(REQUEST)
Identify the lines that contain the string "Argentina", then copy each of them.

(DATA PROVIDED)
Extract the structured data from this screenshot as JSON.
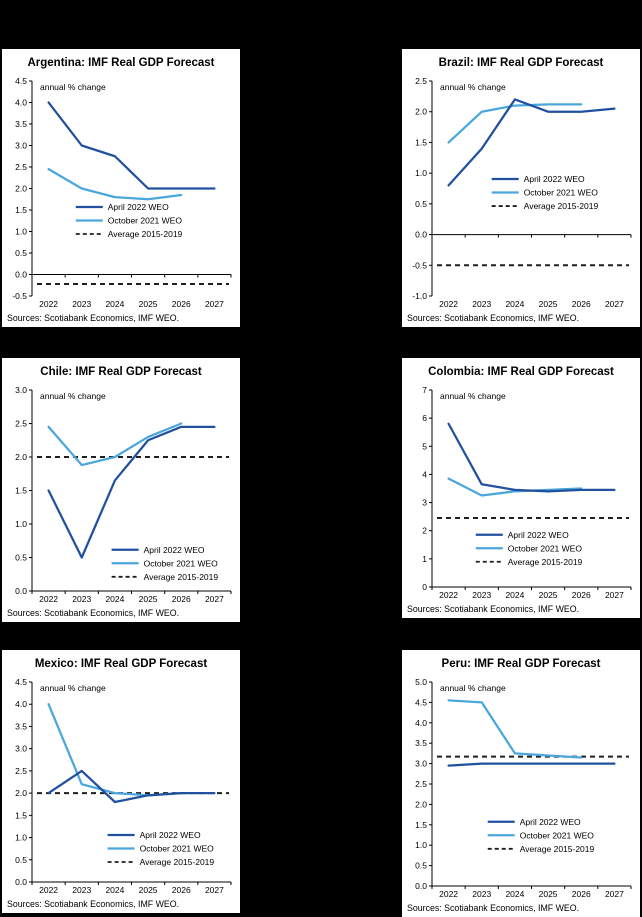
{
  "page": {
    "background_color": "#000000",
    "panel_color": "#FFFFFF"
  },
  "colors": {
    "april_2022_weo": "#21519E",
    "october_2021_weo": "#4BA7DB",
    "average_2015_2019": "#1F1F1F",
    "axis": "#000000"
  },
  "chart_data": [
    {
      "type": "line",
      "country": "Argentina",
      "title": "Argentina: IMF Real GDP Forecast",
      "unit_note": "annual % change",
      "x": [
        2022,
        2023,
        2024,
        2025,
        2026,
        2027
      ],
      "series": [
        {
          "name": "April 2022 WEO",
          "color_key": "april_2022_weo",
          "values": [
            4.0,
            3.0,
            2.75,
            2.0,
            2.0,
            2.0
          ]
        },
        {
          "name": "October 2021 WEO",
          "color_key": "october_2021_weo",
          "values": [
            2.45,
            2.0,
            1.8,
            1.75,
            1.85,
            null
          ]
        }
      ],
      "average_line": {
        "name": "Average 2015-2019",
        "value": -0.22,
        "color_key": "average_2015_2019"
      },
      "ylim": [
        -0.5,
        4.5
      ],
      "ytick_step": 0.5,
      "ytick_decimals": 1,
      "grid": false,
      "legend_pos": {
        "fx": 0.22,
        "fy": 0.6
      },
      "sources": "Sources: Scotiabank Economics, IMF WEO."
    },
    {
      "type": "line",
      "country": "Brazil",
      "title": "Brazil: IMF Real GDP Forecast",
      "unit_note": "annual % change",
      "x": [
        2022,
        2023,
        2024,
        2025,
        2026,
        2027
      ],
      "series": [
        {
          "name": "April 2022 WEO",
          "color_key": "april_2022_weo",
          "values": [
            0.8,
            1.4,
            2.2,
            2.0,
            2.0,
            2.05
          ]
        },
        {
          "name": "October 2021 WEO",
          "color_key": "october_2021_weo",
          "values": [
            1.5,
            2.0,
            2.1,
            2.12,
            2.12,
            null
          ]
        }
      ],
      "average_line": {
        "name": "Average 2015-2019",
        "value": -0.5,
        "color_key": "average_2015_2019"
      },
      "ylim": [
        -1.0,
        2.5
      ],
      "ytick_step": 0.5,
      "ytick_decimals": 1,
      "grid": false,
      "legend_pos": {
        "fx": 0.3,
        "fy": 0.47
      },
      "sources": "Sources: Scotiabank Economics, IMF WEO."
    },
    {
      "type": "line",
      "country": "Chile",
      "title": "Chile: IMF Real GDP Forecast",
      "unit_note": "annual % change",
      "x": [
        2022,
        2023,
        2024,
        2025,
        2026,
        2027
      ],
      "series": [
        {
          "name": "April 2022 WEO",
          "color_key": "april_2022_weo",
          "values": [
            1.5,
            0.5,
            1.65,
            2.25,
            2.45,
            2.45
          ]
        },
        {
          "name": "October 2021 WEO",
          "color_key": "october_2021_weo",
          "values": [
            2.45,
            1.88,
            2.0,
            2.3,
            2.5,
            null
          ]
        }
      ],
      "average_line": {
        "name": "Average 2015-2019",
        "value": 2.0,
        "color_key": "average_2015_2019"
      },
      "ylim": [
        0.0,
        3.0
      ],
      "ytick_step": 0.5,
      "ytick_decimals": 1,
      "grid": false,
      "legend_pos": {
        "fx": 0.4,
        "fy": 0.81
      },
      "sources": "Sources: Scotiabank Economics, IMF WEO."
    },
    {
      "type": "line",
      "country": "Colombia",
      "title": "Colombia: IMF Real GDP Forecast",
      "unit_note": "annual % change",
      "x": [
        2022,
        2023,
        2024,
        2025,
        2026,
        2027
      ],
      "series": [
        {
          "name": "April 2022 WEO",
          "color_key": "april_2022_weo",
          "values": [
            5.8,
            3.65,
            3.45,
            3.4,
            3.45,
            3.45
          ]
        },
        {
          "name": "October 2021 WEO",
          "color_key": "october_2021_weo",
          "values": [
            3.85,
            3.25,
            3.4,
            3.45,
            3.5,
            null
          ]
        }
      ],
      "average_line": {
        "name": "Average 2015-2019",
        "value": 2.45,
        "color_key": "average_2015_2019"
      },
      "ylim": [
        0,
        7
      ],
      "ytick_step": 1,
      "ytick_decimals": 0,
      "grid": false,
      "legend_pos": {
        "fx": 0.22,
        "fy": 0.75
      },
      "sources": "Sources: Scotiabank Economics, IMF WEO."
    },
    {
      "type": "line",
      "country": "Mexico",
      "title": "Mexico: IMF Real GDP Forecast",
      "unit_note": "annual % change",
      "x": [
        2022,
        2023,
        2024,
        2025,
        2026,
        2027
      ],
      "series": [
        {
          "name": "April 2022 WEO",
          "color_key": "april_2022_weo",
          "values": [
            2.0,
            2.5,
            1.8,
            1.95,
            2.0,
            2.0
          ]
        },
        {
          "name": "October 2021 WEO",
          "color_key": "october_2021_weo",
          "values": [
            4.0,
            2.2,
            2.0,
            1.95,
            2.0,
            null
          ]
        }
      ],
      "average_line": {
        "name": "Average 2015-2019",
        "value": 2.0,
        "color_key": "average_2015_2019"
      },
      "ylim": [
        0.0,
        4.5
      ],
      "ytick_step": 0.5,
      "ytick_decimals": 1,
      "grid": false,
      "legend_pos": {
        "fx": 0.38,
        "fy": 0.78
      },
      "sources": "Sources: Scotiabank Economics, IMF WEO."
    },
    {
      "type": "line",
      "country": "Peru",
      "title": "Peru: IMF Real GDP Forecast",
      "unit_note": "annual % change",
      "x": [
        2022,
        2023,
        2024,
        2025,
        2026,
        2027
      ],
      "series": [
        {
          "name": "April 2022 WEO",
          "color_key": "april_2022_weo",
          "values": [
            2.95,
            3.0,
            3.0,
            3.0,
            3.0,
            3.0
          ]
        },
        {
          "name": "October 2021 WEO",
          "color_key": "october_2021_weo",
          "values": [
            4.55,
            4.5,
            3.25,
            3.2,
            3.15,
            null
          ]
        }
      ],
      "average_line": {
        "name": "Average 2015-2019",
        "value": 3.17,
        "color_key": "average_2015_2019"
      },
      "ylim": [
        0.0,
        5.0
      ],
      "ytick_step": 0.5,
      "ytick_decimals": 1,
      "grid": false,
      "legend_pos": {
        "fx": 0.28,
        "fy": 0.7
      },
      "sources": "Sources: Scotiabank Economics, IMF WEO."
    }
  ]
}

(REPLY TO THE TASK)
      "country": "Argentina",
      "title": "Argentina: IMF Real GDP Forecast",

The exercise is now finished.